*Exercise aim*.
Send back the records in full, character for character.

*Stored rows*.
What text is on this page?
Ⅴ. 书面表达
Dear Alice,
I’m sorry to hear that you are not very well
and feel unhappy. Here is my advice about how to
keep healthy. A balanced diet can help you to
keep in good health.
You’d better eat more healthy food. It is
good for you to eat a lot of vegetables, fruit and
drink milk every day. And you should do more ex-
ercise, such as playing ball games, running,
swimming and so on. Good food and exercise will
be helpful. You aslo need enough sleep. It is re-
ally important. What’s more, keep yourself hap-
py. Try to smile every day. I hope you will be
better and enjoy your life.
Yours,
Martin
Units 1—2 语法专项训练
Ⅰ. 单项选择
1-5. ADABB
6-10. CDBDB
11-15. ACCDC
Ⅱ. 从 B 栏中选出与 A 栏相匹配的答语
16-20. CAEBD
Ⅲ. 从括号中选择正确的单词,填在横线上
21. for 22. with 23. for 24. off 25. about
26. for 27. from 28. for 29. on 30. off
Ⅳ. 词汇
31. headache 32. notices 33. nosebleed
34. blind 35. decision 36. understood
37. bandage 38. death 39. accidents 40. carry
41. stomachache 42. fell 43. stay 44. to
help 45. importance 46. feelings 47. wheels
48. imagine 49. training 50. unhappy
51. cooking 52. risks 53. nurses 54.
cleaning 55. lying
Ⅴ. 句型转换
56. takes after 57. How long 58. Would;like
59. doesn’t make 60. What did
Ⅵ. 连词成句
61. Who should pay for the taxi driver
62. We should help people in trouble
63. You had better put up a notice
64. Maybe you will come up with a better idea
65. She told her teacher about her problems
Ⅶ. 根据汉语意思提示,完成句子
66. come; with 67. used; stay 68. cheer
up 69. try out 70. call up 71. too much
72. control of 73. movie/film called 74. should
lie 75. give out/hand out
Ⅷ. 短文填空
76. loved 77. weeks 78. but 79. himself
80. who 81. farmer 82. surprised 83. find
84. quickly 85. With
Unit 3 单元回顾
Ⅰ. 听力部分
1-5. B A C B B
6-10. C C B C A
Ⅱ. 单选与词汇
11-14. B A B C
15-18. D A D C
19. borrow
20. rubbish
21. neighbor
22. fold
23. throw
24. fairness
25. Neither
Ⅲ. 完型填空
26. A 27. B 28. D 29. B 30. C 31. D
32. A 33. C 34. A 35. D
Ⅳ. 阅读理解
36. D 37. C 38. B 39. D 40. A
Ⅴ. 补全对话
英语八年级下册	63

*Reply to the exercise*.
What text is on this page?
Ⅴ. 书面表达
Dear Alice,
I’m sorry to hear that you are not very well
and feel unhappy. Here is my advice about how to
keep healthy. A balanced diet can help you to
keep in good health.
You’d better eat more healthy food. It is
good for you to eat a lot of vegetables, fruit and
drink milk every day. And you should do more ex-
ercise, such as playing ball games, running,
swimming and so on. Good food and exercise will
be helpful. You aslo need enough sleep. It is re-
ally important. What’s more, keep yourself hap-
py. Try to smile every day. I hope you will be
better and enjoy your life.
Yours,
Martin
Units 1—2 语法专项训练
Ⅰ. 单项选择
1-5. ADABB
6-10. CDBDB
11-15. ACCDC
Ⅱ. 从 B 栏中选出与 A 栏相匹配的答语
16-20. CAEBD
Ⅲ. 从括号中选择正确的单词,填在横线上
21. for 22. with 23. for 24. off 25. about
26. for 27. from 28. for 29. on 30. off
Ⅳ. 词汇
31. headache 32. notices 33. nosebleed
34. blind 35. decision 36. understood
37. bandage 38. death 39. accidents 40. carry
41. stomachache 42. fell 43. stay 44. to
help 45. importance 46. feelings 47. wheels
48. imagine 49. training 50. unhappy
51. cooking 52. risks 53. nurses 54.
cleaning 55. lying
Ⅴ. 句型转换
56. takes after 57. How long 58. Would;like
59. doesn’t make 60. What did
Ⅵ. 连词成句
61. Who should pay for the taxi driver
62. We should help people in trouble
63. You had better put up a notice
64. Maybe you will come up with a better idea
65. She told her teacher about her problems
Ⅶ. 根据汉语意思提示,完成句子
66. come; with 67. used; stay 68. cheer
up 69. try out 70. call up 71. too much
72. control of 73. movie/film called 74. should
lie 75. give out/hand out
Ⅷ. 短文填空
76. loved 77. weeks 78. but 79. himself
80. who 81. farmer 82. surprised 83. find
84. quickly 85. With
Unit 3 单元回顾
Ⅰ. 听力部分
1-5. B A C B B
6-10. C C B C A
Ⅱ. 单选与词汇
11-14. B A B C
15-18. D A D C
19. borrow
20. rubbish
21. neighbor
22. fold
23. throw
24. fairness
25. Neither
Ⅲ. 完型填空
26. A 27. B 28. D 29. B 30. C 31. D
32. A 33. C 34. A 35. D
Ⅳ. 阅读理解
36. D 37. C 38. B 39. D 40. A
Ⅴ. 补全对话
英语八年级下册	63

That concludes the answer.